┌──

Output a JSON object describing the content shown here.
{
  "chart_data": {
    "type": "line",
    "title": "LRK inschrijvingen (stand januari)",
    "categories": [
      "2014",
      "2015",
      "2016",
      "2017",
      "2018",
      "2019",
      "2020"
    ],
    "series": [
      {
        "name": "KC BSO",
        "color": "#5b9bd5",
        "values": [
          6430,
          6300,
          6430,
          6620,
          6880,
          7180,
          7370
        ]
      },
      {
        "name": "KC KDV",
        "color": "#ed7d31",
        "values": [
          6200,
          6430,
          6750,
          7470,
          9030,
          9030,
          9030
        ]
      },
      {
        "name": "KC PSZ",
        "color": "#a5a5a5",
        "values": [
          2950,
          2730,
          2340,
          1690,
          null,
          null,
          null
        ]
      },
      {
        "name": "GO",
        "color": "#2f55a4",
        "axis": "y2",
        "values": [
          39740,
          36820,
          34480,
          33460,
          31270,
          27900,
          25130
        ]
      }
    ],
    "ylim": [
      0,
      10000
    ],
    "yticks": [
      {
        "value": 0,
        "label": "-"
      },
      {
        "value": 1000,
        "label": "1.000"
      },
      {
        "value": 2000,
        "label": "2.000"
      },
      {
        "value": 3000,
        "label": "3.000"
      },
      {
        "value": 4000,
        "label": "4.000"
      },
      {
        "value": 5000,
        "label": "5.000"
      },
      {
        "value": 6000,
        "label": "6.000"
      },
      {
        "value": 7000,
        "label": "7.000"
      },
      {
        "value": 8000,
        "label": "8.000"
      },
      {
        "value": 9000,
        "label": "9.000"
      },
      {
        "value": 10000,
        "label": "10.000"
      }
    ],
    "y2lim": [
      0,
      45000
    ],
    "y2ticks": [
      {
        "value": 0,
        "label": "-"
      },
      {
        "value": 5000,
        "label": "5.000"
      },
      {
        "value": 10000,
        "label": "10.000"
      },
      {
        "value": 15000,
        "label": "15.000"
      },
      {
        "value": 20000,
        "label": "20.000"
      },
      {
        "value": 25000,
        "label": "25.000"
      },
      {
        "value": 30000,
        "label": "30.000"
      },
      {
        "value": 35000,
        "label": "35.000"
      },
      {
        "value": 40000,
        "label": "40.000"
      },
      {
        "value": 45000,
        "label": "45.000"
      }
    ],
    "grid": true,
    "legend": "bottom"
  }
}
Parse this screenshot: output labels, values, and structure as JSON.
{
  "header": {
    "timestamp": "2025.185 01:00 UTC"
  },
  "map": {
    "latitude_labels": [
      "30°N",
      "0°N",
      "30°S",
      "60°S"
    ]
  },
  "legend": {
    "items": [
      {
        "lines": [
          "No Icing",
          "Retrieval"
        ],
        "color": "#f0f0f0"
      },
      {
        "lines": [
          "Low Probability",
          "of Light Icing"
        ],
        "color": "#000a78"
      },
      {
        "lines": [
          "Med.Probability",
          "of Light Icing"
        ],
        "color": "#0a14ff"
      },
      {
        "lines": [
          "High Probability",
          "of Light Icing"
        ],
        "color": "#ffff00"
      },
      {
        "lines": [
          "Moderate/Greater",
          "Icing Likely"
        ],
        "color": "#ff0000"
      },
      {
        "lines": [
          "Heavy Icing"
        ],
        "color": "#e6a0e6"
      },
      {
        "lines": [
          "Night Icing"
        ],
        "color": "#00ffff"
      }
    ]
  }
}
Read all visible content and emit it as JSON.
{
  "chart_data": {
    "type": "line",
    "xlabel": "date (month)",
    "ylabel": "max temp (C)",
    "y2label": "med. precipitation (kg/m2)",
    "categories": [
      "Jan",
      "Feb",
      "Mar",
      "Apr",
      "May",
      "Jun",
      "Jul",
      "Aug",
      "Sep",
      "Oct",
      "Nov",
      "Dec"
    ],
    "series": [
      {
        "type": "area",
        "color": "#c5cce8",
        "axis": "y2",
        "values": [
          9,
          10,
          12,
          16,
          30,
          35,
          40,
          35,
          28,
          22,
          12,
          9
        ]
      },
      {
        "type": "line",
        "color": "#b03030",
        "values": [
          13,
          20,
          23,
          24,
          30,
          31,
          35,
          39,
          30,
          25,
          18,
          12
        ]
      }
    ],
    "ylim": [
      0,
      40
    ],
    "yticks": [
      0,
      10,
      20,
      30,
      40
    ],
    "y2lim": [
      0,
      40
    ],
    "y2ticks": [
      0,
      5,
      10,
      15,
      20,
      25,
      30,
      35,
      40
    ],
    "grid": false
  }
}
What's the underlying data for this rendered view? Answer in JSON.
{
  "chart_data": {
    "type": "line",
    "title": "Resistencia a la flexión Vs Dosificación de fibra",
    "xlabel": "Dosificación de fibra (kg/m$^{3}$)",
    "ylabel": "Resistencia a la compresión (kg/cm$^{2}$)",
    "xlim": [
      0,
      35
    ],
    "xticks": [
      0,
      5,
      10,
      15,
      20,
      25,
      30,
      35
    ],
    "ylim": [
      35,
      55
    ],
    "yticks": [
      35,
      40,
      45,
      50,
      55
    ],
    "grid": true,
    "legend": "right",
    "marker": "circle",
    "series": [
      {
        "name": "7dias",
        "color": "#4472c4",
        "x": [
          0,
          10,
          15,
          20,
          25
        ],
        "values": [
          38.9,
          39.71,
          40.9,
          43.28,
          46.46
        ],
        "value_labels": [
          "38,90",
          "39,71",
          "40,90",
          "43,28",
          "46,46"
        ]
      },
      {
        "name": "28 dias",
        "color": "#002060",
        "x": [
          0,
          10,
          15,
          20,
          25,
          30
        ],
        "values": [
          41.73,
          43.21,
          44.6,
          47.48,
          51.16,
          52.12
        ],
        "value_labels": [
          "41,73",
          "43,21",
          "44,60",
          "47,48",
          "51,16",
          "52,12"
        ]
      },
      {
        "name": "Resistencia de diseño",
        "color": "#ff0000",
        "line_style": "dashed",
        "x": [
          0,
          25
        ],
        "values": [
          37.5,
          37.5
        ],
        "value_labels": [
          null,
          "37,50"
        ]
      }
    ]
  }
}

└──

Description of the task: Return a copy of every line that includes the word "Icing".

Answer to the problem:
          "No Icing",
          "of Light Icing"
          "of Light Icing"
          "of Light Icing"
          "Icing Likely"
          "Heavy Icing"
          "Night Icing"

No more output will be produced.